- [Set problem]: Look through the data and write out every line with the word "name" in it.

- [Data shown]:
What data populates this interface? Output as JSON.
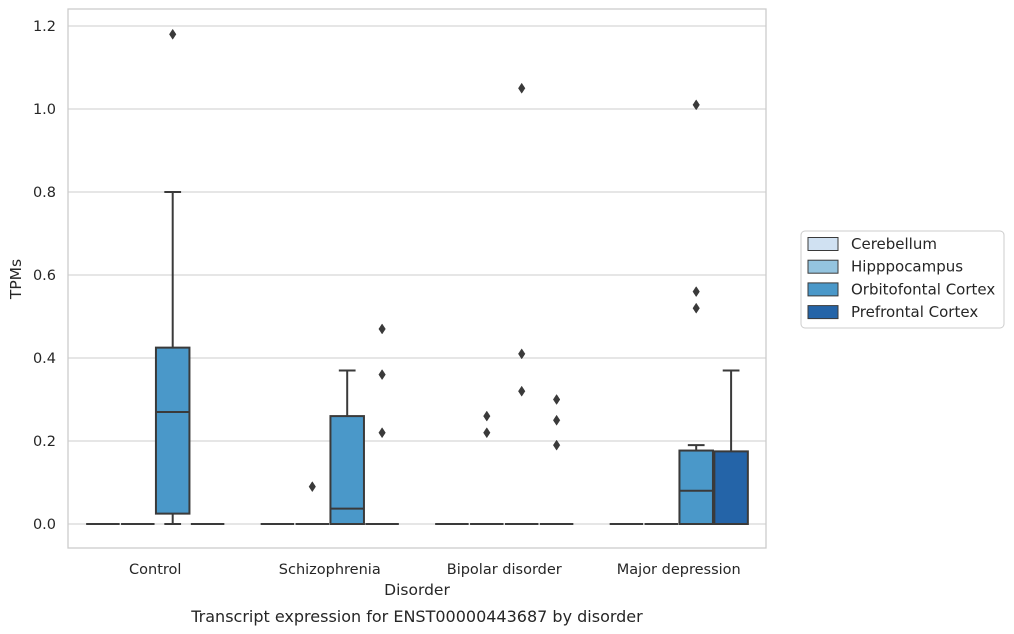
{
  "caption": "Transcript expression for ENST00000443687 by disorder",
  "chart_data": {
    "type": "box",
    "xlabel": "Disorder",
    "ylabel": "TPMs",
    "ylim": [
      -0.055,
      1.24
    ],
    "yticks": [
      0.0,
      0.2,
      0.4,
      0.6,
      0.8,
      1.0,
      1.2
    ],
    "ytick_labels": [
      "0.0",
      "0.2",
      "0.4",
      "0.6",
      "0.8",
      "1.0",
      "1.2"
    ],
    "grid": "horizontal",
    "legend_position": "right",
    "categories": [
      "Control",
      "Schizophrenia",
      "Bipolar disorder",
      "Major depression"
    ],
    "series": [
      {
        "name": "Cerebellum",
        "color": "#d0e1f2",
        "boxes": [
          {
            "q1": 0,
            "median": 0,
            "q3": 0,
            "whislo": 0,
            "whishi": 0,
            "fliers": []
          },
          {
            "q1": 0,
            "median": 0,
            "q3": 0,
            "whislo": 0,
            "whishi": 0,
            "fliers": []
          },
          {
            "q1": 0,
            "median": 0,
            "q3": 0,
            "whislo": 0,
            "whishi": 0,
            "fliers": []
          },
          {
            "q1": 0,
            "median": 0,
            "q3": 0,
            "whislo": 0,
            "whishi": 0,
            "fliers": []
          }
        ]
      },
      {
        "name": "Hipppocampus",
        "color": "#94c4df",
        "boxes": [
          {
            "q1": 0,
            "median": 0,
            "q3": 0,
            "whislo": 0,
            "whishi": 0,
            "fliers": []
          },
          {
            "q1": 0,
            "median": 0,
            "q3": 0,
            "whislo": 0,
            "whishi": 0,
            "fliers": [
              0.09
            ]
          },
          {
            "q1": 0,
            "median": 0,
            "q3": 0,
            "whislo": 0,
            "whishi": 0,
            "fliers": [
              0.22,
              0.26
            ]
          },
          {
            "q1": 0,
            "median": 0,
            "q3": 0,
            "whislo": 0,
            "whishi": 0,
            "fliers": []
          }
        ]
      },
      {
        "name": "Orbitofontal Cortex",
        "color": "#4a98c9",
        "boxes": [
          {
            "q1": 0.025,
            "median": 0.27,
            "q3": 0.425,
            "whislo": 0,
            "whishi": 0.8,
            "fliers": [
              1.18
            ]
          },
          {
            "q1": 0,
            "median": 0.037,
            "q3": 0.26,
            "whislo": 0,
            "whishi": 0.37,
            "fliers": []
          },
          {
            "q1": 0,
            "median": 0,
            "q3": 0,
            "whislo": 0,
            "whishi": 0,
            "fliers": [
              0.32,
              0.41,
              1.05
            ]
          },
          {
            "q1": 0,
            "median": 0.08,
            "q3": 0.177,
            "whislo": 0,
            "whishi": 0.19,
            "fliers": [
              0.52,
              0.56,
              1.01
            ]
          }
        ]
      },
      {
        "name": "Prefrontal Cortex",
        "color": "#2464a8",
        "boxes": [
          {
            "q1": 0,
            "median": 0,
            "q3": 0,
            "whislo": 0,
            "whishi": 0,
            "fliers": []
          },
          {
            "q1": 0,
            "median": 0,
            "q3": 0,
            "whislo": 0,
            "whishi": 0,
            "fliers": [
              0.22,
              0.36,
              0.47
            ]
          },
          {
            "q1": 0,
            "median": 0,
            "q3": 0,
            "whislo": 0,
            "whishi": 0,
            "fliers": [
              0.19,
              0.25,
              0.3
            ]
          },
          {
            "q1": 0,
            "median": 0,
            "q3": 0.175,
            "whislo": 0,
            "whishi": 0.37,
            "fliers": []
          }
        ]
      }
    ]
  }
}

- [The output]:
        "name": "Cerebellum",
        "name": "Hipppocampus",
        "name": "Orbitofontal Cortex",
        "name": "Prefrontal Cortex",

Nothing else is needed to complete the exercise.